What this task involves:
Repeat every line of the material, character for character.

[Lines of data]
┄┄┄┄┄┄

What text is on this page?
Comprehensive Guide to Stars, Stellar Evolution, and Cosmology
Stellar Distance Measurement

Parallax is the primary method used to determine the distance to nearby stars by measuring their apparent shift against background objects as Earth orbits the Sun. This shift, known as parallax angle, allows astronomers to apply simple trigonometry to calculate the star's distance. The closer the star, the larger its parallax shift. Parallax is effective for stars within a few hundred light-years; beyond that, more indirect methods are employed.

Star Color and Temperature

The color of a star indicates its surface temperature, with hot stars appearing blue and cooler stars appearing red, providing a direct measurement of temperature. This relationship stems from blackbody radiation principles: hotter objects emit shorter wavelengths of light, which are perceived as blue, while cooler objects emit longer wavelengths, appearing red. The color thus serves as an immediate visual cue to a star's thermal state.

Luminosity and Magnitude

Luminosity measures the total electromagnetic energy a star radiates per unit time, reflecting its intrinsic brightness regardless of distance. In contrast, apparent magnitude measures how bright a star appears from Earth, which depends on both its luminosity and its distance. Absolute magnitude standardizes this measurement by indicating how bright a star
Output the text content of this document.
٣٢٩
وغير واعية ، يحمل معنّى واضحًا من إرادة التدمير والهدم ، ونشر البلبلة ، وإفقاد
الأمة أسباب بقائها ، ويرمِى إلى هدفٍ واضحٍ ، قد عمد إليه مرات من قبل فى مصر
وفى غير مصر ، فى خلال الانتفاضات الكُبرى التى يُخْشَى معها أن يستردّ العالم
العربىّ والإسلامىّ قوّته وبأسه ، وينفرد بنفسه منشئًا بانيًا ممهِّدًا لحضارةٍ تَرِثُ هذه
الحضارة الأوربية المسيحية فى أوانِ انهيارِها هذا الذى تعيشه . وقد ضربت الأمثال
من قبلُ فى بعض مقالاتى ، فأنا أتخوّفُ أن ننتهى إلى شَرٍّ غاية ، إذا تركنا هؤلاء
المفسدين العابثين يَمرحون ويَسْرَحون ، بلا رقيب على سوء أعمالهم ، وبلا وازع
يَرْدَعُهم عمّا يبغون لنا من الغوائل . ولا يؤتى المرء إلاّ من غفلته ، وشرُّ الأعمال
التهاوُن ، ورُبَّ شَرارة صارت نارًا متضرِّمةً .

┄┄┄┄┄┄

Solution below:
What text is on this page?
Comprehensive Guide to Stars, Stellar Evolution, and Cosmology
Stellar Distance Measurement

Parallax is the primary method used to determine the distance to nearby stars by measuring their apparent shift against background objects as Earth orbits the Sun. This shift, known as parallax angle, allows astronomers to apply simple trigonometry to calculate the star's distance. The closer the star, the larger its parallax shift. Parallax is effective for stars within a few hundred light-years; beyond that, more indirect methods are employed.

Star Color and Temperature

The color of a star indicates its surface temperature, with hot stars appearing blue and cooler stars appearing red, providing a direct measurement of temperature. This relationship stems from blackbody radiation principles: hotter objects emit shorter wavelengths of light, which are perceived as blue, while cooler objects emit longer wavelengths, appearing red. The color thus serves as an immediate visual cue to a star's thermal state.

Luminosity and Magnitude

Luminosity measures the total electromagnetic energy a star radiates per unit time, reflecting its intrinsic brightness regardless of distance. In contrast, apparent magnitude measures how bright a star appears from Earth, which depends on both its luminosity and its distance. Absolute magnitude standardizes this measurement by indicating how bright a star
Output the text content of this document.
٣٢٩
وغير واعية ، يحمل معنّى واضحًا من إرادة التدمير والهدم ، ونشر البلبلة ، وإفقاد
الأمة أسباب بقائها ، ويرمِى إلى هدفٍ واضحٍ ، قد عمد إليه مرات من قبل فى مصر
وفى غير مصر ، فى خلال الانتفاضات الكُبرى التى يُخْشَى معها أن يستردّ العالم
العربىّ والإسلامىّ قوّته وبأسه ، وينفرد بنفسه منشئًا بانيًا ممهِّدًا لحضارةٍ تَرِثُ هذه
الحضارة الأوربية المسيحية فى أوانِ انهيارِها هذا الذى تعيشه . وقد ضربت الأمثال
من قبلُ فى بعض مقالاتى ، فأنا أتخوّفُ أن ننتهى إلى شَرٍّ غاية ، إذا تركنا هؤلاء
المفسدين العابثين يَمرحون ويَسْرَحون ، بلا رقيب على سوء أعمالهم ، وبلا وازع
يَرْدَعُهم عمّا يبغون لنا من الغوائل . ولا يؤتى المرء إلاّ من غفلته ، وشرُّ الأعمال
التهاوُن ، ورُبَّ شَرارة صارت نارًا متضرِّمةً .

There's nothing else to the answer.